▸ **What you are asked to do**: The answer is the full set of records below, transcribed exactly.

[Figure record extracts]
[Start of section]

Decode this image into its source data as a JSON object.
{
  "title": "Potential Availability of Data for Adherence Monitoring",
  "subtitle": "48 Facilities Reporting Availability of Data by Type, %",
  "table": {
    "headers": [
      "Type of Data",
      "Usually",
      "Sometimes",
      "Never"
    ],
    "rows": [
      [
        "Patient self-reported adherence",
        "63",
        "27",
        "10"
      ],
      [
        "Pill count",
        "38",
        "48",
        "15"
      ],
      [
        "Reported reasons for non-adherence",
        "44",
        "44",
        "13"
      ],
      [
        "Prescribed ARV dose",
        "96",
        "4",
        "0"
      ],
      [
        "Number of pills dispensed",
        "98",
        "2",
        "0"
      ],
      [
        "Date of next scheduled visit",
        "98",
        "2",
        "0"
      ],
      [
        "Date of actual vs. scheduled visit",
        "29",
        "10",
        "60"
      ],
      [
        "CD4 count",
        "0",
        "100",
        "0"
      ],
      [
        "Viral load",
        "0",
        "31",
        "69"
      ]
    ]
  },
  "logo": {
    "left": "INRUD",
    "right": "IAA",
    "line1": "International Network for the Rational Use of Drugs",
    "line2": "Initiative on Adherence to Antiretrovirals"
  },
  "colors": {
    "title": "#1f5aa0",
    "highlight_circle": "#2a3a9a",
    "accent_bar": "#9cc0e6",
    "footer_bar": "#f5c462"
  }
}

[End of section]

▸ **Your response**:
Decode this image into its source data as a JSON object.
{
  "title": "Potential Availability of Data for Adherence Monitoring",
  "subtitle": "48 Facilities Reporting Availability of Data by Type, %",
  "table": {
    "headers": [
      "Type of Data",
      "Usually",
      "Sometimes",
      "Never"
    ],
    "rows": [
      [
        "Patient self-reported adherence",
        "63",
        "27",
        "10"
      ],
      [
        "Pill count",
        "38",
        "48",
        "15"
      ],
      [
        "Reported reasons for non-adherence",
        "44",
        "44",
        "13"
      ],
      [
        "Prescribed ARV dose",
        "96",
        "4",
        "0"
      ],
      [
        "Number of pills dispensed",
        "98",
        "2",
        "0"
      ],
      [
        "Date of next scheduled visit",
        "98",
        "2",
        "0"
      ],
      [
        "Date of actual vs. scheduled visit",
        "29",
        "10",
        "60"
      ],
      [
        "CD4 count",
        "0",
        "100",
        "0"
      ],
      [
        "Viral load",
        "0",
        "31",
        "69"
      ]
    ]
  },
  "logo": {
    "left": "INRUD",
    "right": "IAA",
    "line1": "International Network for the Rational Use of Drugs",
    "line2": "Initiative on Adherence to Antiretrovirals"
  },
  "colors": {
    "title": "#1f5aa0",
    "highlight_circle": "#2a3a9a",
    "accent_bar": "#9cc0e6",
    "footer_bar": "#f5c462"
  }
}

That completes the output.